> [EXERCISE BRIEF]: A faithful copy of the data, pictures omitted, is the required answer.

> [DATASET RECORDS]:
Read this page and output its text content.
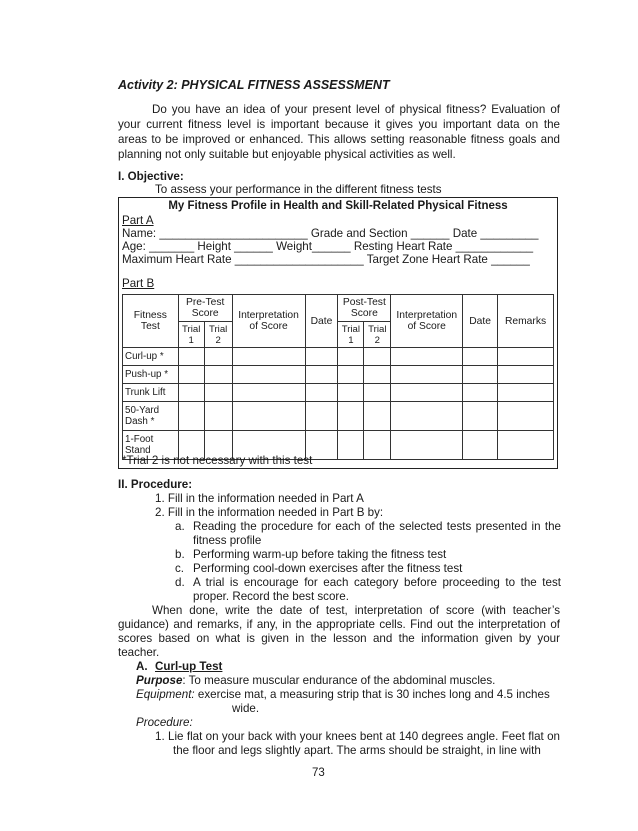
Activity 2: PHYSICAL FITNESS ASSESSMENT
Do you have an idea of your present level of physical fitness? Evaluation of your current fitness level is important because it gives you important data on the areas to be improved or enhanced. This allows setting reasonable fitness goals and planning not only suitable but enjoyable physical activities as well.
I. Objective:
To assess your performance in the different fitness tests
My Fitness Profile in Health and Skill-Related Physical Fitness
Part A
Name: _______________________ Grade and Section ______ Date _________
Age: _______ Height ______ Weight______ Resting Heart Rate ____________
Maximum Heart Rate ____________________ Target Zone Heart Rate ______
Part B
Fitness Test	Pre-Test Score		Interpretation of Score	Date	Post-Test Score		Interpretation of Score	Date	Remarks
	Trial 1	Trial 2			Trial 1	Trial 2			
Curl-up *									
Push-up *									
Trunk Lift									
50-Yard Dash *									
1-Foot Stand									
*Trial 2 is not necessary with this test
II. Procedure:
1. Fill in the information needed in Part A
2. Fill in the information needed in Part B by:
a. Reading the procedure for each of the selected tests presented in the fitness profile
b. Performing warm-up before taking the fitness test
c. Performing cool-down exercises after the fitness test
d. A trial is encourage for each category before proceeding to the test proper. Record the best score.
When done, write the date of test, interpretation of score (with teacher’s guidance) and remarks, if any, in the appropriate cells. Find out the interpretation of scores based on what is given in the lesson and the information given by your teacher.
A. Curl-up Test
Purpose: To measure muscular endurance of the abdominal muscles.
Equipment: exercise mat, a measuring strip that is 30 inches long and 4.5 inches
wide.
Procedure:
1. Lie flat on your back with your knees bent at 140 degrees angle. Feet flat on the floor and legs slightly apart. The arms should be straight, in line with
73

> [OUTPUT OF THE TASK]:
Read this page and output its text content.
Activity 2: PHYSICAL FITNESS ASSESSMENT
Do you have an idea of your present level of physical fitness? Evaluation of your current fitness level is important because it gives you important data on the areas to be improved or enhanced. This allows setting reasonable fitness goals and planning not only suitable but enjoyable physical activities as well.
I. Objective:
To assess your performance in the different fitness tests
My Fitness Profile in Health and Skill-Related Physical Fitness
Part A
Name: _______________________ Grade and Section ______ Date _________
Age: _______ Height ______ Weight______ Resting Heart Rate ____________
Maximum Heart Rate ____________________ Target Zone Heart Rate ______
Part B
Fitness Test	Pre-Test Score		Interpretation of Score	Date	Post-Test Score		Interpretation of Score	Date	Remarks
	Trial 1	Trial 2			Trial 1	Trial 2			
Curl-up *									
Push-up *									
Trunk Lift									
50-Yard Dash *									
1-Foot Stand									
*Trial 2 is not necessary with this test
II. Procedure:
1. Fill in the information needed in Part A
2. Fill in the information needed in Part B by:
a. Reading the procedure for each of the selected tests presented in the fitness profile
b. Performing warm-up before taking the fitness test
c. Performing cool-down exercises after the fitness test
d. A trial is encourage for each category before proceeding to the test proper. Record the best score.
When done, write the date of test, interpretation of score (with teacher’s guidance) and remarks, if any, in the appropriate cells. Find out the interpretation of scores based on what is given in the lesson and the information given by your teacher.
A. Curl-up Test
Purpose: To measure muscular endurance of the abdominal muscles.
Equipment: exercise mat, a measuring strip that is 30 inches long and 4.5 inches
wide.
Procedure:
1. Lie flat on your back with your knees bent at 140 degrees angle. Feet flat on the floor and legs slightly apart. The arms should be straight, in line with
73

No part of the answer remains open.